● **Directions**
**1)** In the Redshift migration article below, write out the passage starting with "Click Redshift option" and going on through "data set size.".
**2)** Render this sentence from the Redshift migration article below into French: "Since Redshift is delivered and managed in the cloud, it is mandatory to have an Amazon Web Services account."

[Start of Source]

Data-as-an-Asset

Data Warehouse Migration to Amazon Redshift – Part 2

By Prabhu R Chennupati | July 25, 2019 | 5 min read

Home / Blogs / Data Warehouse Migration to Amazon Redshift – Part 2

Table of Content

This blog post is the second part of the Data Warehouse Migration to AR series. The first part of the blog post series Data Warehouse Migration to Amazon Redshift – Part 1 details on how Amazon Redshift can make a significant impact in lowering the cost and operational overheads of a data warehouse.

1. Getting Started with Amazon Redshift (AR)

Since Redshift is delivered and managed in the cloud, it is mandatory to have an Amazon Web Services account. AR handles connections from other applications using ODBC and JDBC. Following are the basic steps to get started with AR:

Setup an AWS account
Sign up and get started from the Amazon Redshift detail page or via the AWS Management Console
Install SQL Client Drivers and Tools
Configure Firewall Rules
Create a Redshift Cluster
Create a database schema based on your requirement in the cluster
Use an ETL framework to populate the Data warehouse

For more details on how to get started with Amazon Redshift for free check the link,

Getting started with Amazon Redshift

Setting up AWS account

AWS-Account-Setup-

Figure 1: AWS Account Setup

Enter your Payment Information, select a support plan and click Confirm

Click Redshift option on the launch screen to land on the Redshift Dashboard

Setting up your Cluster

The first step to create a data warehouse is to launch a set of nodes, called an Amazon Redshift cluster. Once you plan your cluster, the data set can be uploaded and data analysis queries can be performed. Regardless of the size of the data set, Amazon Redshift offers fast query performance using the same SQL-based tools and business intelligence applications irrespective of the data set size.

Types of nodes to be used play a crucial role while setting up a cluster. There are two types of nodes namely Dense Compute and Dense Storage.

Dense Compute has less storage but it has better performance and speed. When you have more data to be queried, you need a high computing capacity to render the queries. This is the type of instances to use if you need a high-performance data warehouse.

The Dense Storage cluster is designed for big data warehouses. You can create large data warehouses using hard disk drives (HDDs) at a significantly lesser price point.

It is easy to scale your cluster or switch between node types through a single API call or through few clicks in the AWS Console.

Setting up Permissions in Amazon Redshift

Redshift is predominantly used as a data storage warehouse wherein the data will flow in from an external system. Define networking and security settings for your Redshift instance to permission your system to Amazon Redshift in order to send your data.

[End of Source]
[Start of Items]

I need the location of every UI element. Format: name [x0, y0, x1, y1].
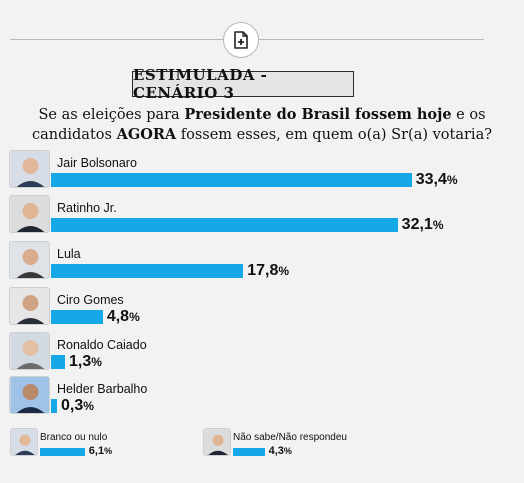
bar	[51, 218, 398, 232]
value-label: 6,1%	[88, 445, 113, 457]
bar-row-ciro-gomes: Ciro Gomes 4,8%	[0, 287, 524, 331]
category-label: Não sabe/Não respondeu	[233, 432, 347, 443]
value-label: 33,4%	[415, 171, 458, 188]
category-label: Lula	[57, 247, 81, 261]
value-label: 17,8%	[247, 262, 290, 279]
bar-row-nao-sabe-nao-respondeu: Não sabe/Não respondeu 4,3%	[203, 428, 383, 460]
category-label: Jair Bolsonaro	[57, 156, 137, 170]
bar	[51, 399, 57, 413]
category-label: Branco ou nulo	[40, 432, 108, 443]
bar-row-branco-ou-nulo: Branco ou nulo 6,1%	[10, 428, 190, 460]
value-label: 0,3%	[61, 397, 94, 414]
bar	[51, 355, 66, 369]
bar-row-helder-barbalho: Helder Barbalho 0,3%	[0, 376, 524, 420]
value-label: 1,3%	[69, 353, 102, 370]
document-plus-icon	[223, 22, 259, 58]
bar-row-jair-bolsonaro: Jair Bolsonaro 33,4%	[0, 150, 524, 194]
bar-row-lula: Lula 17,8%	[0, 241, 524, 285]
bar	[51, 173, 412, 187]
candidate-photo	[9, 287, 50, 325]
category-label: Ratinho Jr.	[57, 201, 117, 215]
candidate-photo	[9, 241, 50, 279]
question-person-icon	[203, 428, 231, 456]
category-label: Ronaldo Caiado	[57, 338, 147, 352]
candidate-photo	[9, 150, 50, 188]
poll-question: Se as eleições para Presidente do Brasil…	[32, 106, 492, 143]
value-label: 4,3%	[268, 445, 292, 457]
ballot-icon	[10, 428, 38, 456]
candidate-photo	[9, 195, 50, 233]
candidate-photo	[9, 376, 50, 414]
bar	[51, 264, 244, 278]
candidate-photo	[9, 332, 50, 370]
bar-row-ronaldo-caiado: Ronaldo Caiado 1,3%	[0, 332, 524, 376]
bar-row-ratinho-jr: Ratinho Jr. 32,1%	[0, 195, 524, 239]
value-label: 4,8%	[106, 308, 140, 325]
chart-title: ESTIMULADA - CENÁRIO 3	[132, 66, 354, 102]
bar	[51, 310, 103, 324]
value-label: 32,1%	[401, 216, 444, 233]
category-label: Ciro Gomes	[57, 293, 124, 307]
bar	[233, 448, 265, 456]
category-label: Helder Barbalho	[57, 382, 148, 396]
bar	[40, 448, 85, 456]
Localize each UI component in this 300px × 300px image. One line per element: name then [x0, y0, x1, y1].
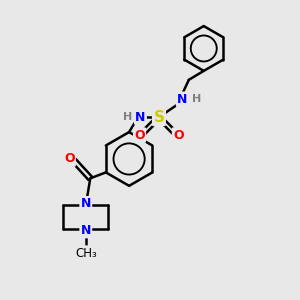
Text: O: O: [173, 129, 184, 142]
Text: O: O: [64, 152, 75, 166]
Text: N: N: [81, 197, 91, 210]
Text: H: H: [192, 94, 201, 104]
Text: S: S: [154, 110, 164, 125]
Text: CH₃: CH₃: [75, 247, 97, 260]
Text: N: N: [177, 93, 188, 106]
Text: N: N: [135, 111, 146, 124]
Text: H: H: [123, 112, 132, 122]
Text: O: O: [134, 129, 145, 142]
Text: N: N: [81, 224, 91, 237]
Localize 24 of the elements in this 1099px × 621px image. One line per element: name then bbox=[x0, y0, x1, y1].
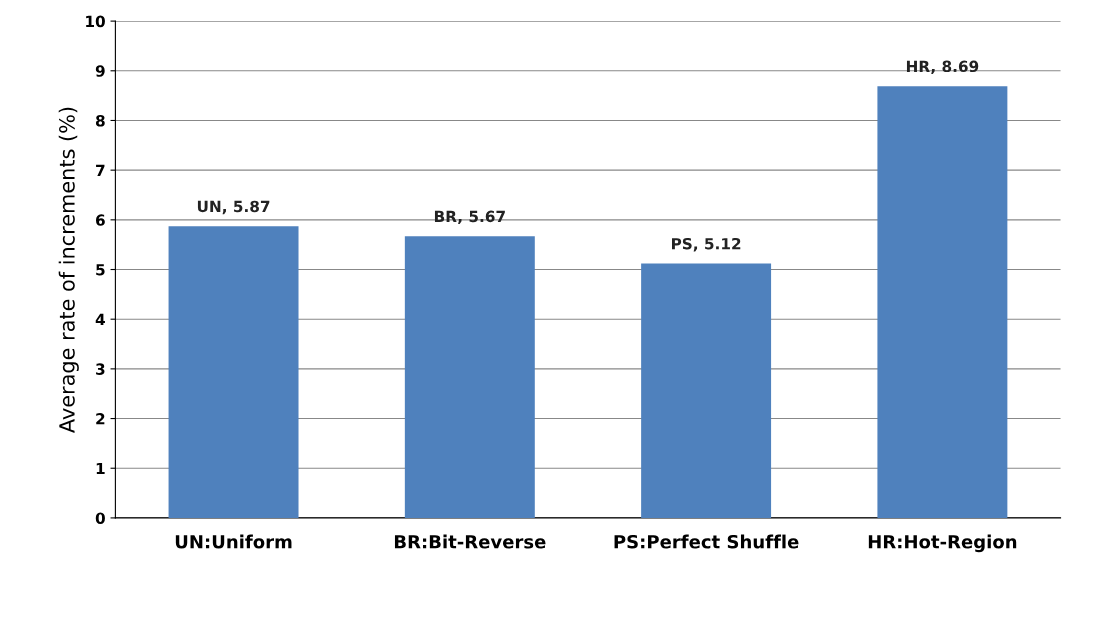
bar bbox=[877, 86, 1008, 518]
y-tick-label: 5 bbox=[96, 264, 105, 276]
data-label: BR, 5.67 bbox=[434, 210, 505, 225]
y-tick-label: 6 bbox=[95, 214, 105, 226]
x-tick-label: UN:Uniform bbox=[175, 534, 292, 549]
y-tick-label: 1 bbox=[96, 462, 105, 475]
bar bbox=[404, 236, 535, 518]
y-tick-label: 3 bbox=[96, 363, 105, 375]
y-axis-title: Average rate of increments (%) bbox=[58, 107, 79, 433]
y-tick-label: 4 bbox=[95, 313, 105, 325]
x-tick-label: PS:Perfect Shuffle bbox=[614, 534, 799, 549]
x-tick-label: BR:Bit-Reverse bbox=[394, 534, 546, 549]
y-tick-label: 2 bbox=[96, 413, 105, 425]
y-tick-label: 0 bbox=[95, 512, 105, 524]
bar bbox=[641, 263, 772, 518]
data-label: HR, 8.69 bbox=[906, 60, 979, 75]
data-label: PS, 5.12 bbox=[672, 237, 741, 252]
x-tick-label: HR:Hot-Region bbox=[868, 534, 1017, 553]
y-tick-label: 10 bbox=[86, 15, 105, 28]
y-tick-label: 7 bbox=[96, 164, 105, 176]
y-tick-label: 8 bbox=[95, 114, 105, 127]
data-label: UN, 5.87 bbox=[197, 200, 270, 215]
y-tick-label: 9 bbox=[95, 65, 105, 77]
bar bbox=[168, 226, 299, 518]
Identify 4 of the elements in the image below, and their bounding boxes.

[End of Items]

● **Final results**
**1)**
Click Redshift option on the launch screen to land on the Redshift Dashboard

Setting up your Cluster

The first step to create a data warehouse is to launch a set of nodes, called an Amazon Redshift cluster. Once you plan your cluster, the data set can be uploaded and data analysis queries can be performed. Regardless of the size of the data set, Amazon Redshift offers fast query performance using the same SQL-based tools and business intelligence applications irrespective of the data set size.

**2)** Comme Redshift est fourni et géré dans le cloud, il est obligatoire de disposer d'un compte Amazon Web Services.